* [Figure contents as structured data]:
-*-*-
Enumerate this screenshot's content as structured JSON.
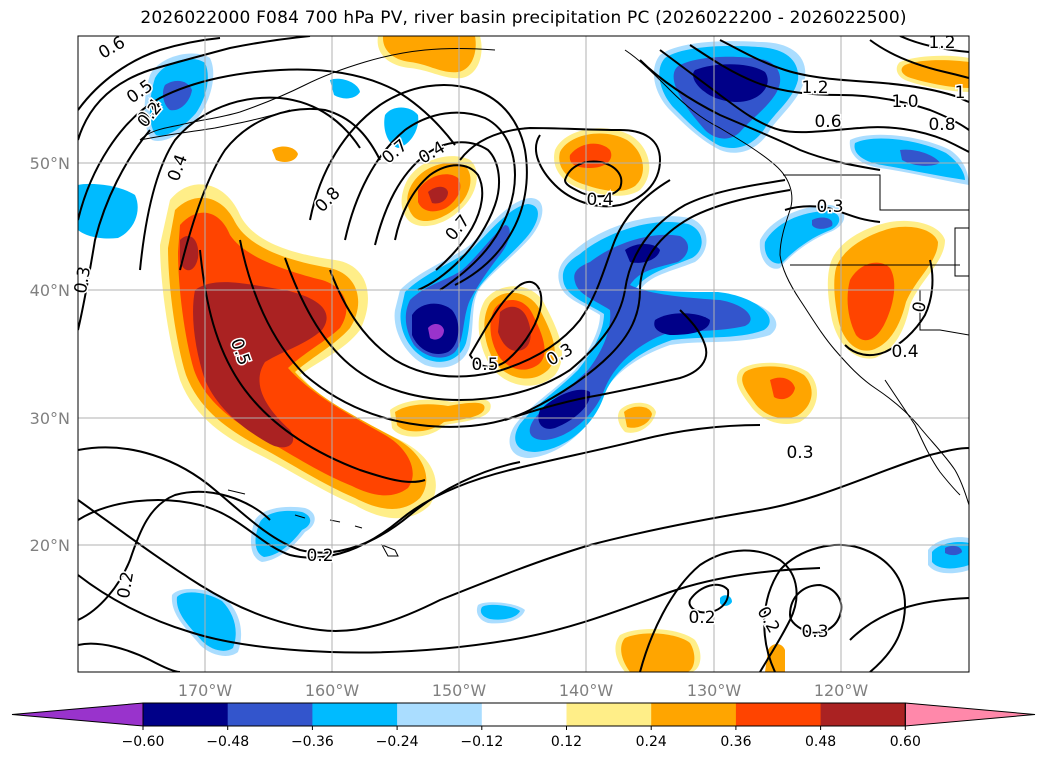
{
  "title": "2026022000 F084 700 hPa PV, river basin precipitation PC (2026022200 - 2026022500)",
  "map": {
    "lat_labels": [
      "50°N",
      "40°N",
      "30°N",
      "20°N"
    ],
    "lon_labels": [
      "170°W",
      "160°W",
      "150°W",
      "140°W",
      "130°W",
      "120°W"
    ],
    "grid_color": "#b0b0b0",
    "tick_label_color": "#808080"
  },
  "pv_contour_labels": [
    "0.6",
    "0.5",
    "0.4",
    "0.2",
    "0.4",
    "0.3",
    "0.5",
    "0.7",
    "0.4",
    "0.8",
    "0.7",
    "0.4",
    "0.5",
    "0.3",
    "0.2",
    "0.2",
    "0.3",
    "0.2",
    "0.2",
    "0.3",
    "0.4",
    "0.3",
    "1.2",
    "1.0",
    "0.8",
    "0.6",
    "1.2",
    "1",
    "0"
  ],
  "colorbar": {
    "ticks": [
      "−0.60",
      "−0.48",
      "−0.36",
      "−0.24",
      "−0.12",
      "0.12",
      "0.24",
      "0.36",
      "0.48",
      "0.60"
    ],
    "colors": [
      "#9933cc",
      "#000088",
      "#3355cc",
      "#00bbff",
      "#aaddff",
      "#ffffff",
      "#ffee88",
      "#ffa500",
      "#ff4400",
      "#aa2222",
      "#ff88aa"
    ]
  }
}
-*-*-
* [Set exercise]: Reproduce the entries above without change, omitting all pictures.

* [Task result]:
Enumerate this screenshot's content as structured JSON.
{
  "title": "2026022000 F084 700 hPa PV, river basin precipitation PC (2026022200 - 2026022500)",
  "map": {
    "lat_labels": [
      "50°N",
      "40°N",
      "30°N",
      "20°N"
    ],
    "lon_labels": [
      "170°W",
      "160°W",
      "150°W",
      "140°W",
      "130°W",
      "120°W"
    ],
    "grid_color": "#b0b0b0",
    "tick_label_color": "#808080"
  },
  "pv_contour_labels": [
    "0.6",
    "0.5",
    "0.4",
    "0.2",
    "0.4",
    "0.3",
    "0.5",
    "0.7",
    "0.4",
    "0.8",
    "0.7",
    "0.4",
    "0.5",
    "0.3",
    "0.2",
    "0.2",
    "0.3",
    "0.2",
    "0.2",
    "0.3",
    "0.4",
    "0.3",
    "1.2",
    "1.0",
    "0.8",
    "0.6",
    "1.2",
    "1",
    "0"
  ],
  "colorbar": {
    "ticks": [
      "−0.60",
      "−0.48",
      "−0.36",
      "−0.24",
      "−0.12",
      "0.12",
      "0.24",
      "0.36",
      "0.48",
      "0.60"
    ],
    "colors": [
      "#9933cc",
      "#000088",
      "#3355cc",
      "#00bbff",
      "#aaddff",
      "#ffffff",
      "#ffee88",
      "#ffa500",
      "#ff4400",
      "#aa2222",
      "#ff88aa"
    ]
  }
}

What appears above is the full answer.